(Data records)
━━━━━━━━━━
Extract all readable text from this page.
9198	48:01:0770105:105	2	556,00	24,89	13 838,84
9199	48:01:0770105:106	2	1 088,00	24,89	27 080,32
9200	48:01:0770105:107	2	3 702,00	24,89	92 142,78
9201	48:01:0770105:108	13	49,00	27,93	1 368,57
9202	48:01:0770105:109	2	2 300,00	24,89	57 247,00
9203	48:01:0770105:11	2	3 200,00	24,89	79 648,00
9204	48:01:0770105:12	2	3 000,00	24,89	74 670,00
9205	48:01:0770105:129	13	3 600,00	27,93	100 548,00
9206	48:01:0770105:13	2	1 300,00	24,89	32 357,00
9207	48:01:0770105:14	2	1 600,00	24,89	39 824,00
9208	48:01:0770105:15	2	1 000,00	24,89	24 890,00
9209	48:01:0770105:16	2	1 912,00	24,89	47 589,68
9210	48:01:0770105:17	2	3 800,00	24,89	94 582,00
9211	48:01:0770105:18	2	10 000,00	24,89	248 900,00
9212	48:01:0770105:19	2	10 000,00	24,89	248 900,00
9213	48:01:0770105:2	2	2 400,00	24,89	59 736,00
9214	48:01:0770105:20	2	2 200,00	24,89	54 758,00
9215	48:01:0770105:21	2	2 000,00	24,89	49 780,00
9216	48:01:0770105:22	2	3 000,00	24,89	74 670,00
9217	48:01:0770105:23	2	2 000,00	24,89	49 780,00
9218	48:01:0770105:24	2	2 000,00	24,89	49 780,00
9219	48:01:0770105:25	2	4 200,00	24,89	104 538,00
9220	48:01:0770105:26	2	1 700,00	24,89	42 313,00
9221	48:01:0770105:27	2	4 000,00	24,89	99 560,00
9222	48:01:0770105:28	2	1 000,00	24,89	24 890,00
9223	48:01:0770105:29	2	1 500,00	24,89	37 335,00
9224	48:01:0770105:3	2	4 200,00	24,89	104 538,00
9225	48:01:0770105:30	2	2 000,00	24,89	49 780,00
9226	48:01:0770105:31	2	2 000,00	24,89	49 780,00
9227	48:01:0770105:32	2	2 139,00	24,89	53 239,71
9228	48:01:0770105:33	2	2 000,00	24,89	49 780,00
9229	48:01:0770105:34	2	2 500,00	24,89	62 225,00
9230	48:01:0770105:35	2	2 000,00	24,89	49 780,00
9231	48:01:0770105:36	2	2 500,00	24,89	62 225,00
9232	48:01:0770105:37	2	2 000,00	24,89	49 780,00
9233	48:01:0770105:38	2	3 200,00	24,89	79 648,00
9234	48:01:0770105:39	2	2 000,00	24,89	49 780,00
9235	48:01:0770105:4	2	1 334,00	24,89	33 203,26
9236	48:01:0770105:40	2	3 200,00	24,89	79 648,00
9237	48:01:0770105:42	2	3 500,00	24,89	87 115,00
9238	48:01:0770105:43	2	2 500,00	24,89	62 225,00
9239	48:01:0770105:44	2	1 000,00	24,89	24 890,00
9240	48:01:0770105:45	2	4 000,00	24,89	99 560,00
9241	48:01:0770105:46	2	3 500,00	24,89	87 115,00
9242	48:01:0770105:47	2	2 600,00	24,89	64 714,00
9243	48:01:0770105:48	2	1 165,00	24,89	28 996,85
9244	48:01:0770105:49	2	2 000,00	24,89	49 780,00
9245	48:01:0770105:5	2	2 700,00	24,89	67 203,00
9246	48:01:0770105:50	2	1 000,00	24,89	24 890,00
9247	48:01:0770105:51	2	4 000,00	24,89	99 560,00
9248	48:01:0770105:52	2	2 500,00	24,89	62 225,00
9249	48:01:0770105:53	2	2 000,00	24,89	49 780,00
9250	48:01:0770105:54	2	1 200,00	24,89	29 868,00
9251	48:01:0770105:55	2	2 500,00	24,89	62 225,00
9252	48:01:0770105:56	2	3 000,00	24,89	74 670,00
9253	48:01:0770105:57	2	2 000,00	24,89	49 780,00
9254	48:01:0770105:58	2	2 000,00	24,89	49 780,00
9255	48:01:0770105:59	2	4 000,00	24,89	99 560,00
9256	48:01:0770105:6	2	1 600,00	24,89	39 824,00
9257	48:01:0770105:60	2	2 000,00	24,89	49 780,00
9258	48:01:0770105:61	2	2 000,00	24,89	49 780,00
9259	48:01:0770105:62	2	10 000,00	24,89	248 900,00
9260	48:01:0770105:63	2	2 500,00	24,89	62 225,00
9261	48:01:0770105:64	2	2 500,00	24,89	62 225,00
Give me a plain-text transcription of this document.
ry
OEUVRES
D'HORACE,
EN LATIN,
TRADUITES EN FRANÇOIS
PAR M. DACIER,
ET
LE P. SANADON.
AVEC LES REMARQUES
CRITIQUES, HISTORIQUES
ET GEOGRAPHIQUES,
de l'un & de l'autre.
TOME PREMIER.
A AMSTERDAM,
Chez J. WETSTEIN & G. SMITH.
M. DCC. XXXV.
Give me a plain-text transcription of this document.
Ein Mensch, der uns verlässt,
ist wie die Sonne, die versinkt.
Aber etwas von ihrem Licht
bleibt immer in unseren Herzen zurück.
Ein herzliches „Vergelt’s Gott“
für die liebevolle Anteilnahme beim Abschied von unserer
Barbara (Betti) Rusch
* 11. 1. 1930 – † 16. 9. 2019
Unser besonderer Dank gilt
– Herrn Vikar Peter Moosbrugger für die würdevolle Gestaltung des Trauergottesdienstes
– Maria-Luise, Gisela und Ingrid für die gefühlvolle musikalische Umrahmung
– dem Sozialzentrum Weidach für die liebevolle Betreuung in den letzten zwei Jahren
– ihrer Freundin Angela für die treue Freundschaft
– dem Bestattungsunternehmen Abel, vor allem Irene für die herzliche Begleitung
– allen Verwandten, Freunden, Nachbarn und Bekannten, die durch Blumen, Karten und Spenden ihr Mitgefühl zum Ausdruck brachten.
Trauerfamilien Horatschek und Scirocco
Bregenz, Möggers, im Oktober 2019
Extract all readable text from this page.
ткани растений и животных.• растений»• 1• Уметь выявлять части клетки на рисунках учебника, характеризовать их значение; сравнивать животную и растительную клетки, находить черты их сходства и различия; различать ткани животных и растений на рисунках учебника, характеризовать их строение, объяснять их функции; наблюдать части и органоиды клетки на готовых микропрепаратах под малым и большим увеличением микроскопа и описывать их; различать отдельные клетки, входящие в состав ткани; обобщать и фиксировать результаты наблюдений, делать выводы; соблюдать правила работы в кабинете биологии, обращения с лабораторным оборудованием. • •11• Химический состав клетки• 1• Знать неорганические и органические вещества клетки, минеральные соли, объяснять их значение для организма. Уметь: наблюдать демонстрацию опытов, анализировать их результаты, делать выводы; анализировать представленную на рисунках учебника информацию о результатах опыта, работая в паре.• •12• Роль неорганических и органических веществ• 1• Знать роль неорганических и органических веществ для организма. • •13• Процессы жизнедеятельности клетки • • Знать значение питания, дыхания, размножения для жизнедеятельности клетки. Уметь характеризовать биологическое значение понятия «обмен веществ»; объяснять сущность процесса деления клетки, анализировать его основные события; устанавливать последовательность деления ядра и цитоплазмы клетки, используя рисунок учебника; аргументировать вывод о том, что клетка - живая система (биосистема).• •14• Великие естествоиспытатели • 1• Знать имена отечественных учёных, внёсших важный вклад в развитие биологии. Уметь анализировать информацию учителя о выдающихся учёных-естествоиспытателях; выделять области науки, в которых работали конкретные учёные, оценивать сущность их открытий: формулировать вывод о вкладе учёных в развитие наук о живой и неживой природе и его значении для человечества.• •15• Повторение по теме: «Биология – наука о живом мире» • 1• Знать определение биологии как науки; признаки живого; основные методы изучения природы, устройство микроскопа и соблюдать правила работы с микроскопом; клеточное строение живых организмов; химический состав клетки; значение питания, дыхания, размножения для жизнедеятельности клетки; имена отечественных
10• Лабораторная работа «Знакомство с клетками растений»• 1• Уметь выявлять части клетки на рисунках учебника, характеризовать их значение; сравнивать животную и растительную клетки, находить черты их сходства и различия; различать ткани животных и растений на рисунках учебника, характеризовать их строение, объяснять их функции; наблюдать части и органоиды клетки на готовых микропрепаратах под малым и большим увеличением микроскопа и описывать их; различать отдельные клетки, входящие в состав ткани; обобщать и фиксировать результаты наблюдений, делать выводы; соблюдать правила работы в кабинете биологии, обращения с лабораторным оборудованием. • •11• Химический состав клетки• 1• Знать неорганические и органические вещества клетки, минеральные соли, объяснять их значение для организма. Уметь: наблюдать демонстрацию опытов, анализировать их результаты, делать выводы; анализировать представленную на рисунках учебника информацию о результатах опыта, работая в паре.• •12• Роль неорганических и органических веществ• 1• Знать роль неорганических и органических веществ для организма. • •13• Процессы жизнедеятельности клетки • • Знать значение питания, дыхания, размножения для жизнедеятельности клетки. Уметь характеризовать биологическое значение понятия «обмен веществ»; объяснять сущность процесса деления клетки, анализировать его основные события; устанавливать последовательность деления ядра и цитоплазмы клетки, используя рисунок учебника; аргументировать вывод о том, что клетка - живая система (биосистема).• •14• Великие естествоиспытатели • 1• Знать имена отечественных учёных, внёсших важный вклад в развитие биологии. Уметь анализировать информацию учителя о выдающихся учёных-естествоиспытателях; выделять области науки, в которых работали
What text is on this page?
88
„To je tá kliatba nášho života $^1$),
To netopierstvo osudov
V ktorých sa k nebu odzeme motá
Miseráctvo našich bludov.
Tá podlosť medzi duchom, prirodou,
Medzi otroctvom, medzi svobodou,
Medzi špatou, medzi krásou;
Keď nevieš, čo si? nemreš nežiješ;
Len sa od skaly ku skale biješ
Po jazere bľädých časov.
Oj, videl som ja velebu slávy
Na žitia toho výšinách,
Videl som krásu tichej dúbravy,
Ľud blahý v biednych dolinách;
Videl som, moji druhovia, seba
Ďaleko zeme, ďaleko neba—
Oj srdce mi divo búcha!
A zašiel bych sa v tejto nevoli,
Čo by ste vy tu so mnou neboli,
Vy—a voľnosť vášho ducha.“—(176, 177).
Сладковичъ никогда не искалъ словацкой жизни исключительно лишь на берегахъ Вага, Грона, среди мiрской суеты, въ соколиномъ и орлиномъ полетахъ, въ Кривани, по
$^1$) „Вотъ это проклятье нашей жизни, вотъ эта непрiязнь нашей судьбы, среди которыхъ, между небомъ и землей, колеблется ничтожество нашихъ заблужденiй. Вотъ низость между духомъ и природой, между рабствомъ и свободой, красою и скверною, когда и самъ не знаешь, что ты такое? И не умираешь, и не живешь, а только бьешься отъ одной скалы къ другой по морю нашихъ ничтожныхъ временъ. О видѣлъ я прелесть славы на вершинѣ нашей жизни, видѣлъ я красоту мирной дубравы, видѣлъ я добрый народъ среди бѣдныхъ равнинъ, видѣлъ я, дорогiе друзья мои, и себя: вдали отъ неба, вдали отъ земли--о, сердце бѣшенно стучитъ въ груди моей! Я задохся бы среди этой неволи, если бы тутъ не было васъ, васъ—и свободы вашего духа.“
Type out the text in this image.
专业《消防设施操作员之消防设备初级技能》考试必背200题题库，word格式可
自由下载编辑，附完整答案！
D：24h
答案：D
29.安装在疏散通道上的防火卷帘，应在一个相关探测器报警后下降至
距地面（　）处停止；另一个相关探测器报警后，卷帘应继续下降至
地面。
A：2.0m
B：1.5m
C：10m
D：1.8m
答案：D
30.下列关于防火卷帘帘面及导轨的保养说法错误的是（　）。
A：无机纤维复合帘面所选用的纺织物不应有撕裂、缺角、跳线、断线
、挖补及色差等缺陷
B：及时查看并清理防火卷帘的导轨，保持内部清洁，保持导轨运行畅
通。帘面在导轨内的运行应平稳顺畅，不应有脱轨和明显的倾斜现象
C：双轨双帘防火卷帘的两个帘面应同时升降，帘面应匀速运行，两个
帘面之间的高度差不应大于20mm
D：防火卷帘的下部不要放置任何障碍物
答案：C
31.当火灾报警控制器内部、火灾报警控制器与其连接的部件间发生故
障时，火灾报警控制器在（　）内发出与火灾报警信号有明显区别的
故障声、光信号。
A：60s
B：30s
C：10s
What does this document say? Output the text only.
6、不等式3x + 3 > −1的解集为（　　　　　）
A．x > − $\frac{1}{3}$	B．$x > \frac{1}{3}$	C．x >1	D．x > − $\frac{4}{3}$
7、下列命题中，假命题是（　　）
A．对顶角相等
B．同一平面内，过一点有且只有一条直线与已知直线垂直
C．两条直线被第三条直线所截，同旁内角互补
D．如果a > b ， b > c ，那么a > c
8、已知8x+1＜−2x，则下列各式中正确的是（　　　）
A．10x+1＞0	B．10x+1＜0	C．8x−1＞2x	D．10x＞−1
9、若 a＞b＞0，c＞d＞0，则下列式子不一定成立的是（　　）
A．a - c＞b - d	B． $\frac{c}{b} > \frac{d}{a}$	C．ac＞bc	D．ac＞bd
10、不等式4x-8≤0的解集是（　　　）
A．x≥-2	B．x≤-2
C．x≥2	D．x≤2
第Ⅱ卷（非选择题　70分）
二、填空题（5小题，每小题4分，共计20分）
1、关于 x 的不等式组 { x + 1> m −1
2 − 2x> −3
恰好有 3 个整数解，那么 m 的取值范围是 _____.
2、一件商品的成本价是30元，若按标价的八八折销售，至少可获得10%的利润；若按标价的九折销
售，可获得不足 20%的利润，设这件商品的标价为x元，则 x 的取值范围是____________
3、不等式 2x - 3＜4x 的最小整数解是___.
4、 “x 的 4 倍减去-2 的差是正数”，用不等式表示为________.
━━━━━━━━━━
• _To be done_:
Out of the material above, gather each line where "frac" appears.

• _Written response_:
A．x > − $\frac{1}{3}$	B．$x > \frac{1}{3}$	C．x >1	D．x > − $\frac{4}{3}$
A．a - c＞b - d	B． $\frac{c}{b} > \frac{d}{a}$	C．ac＞bc	D．ac＞bd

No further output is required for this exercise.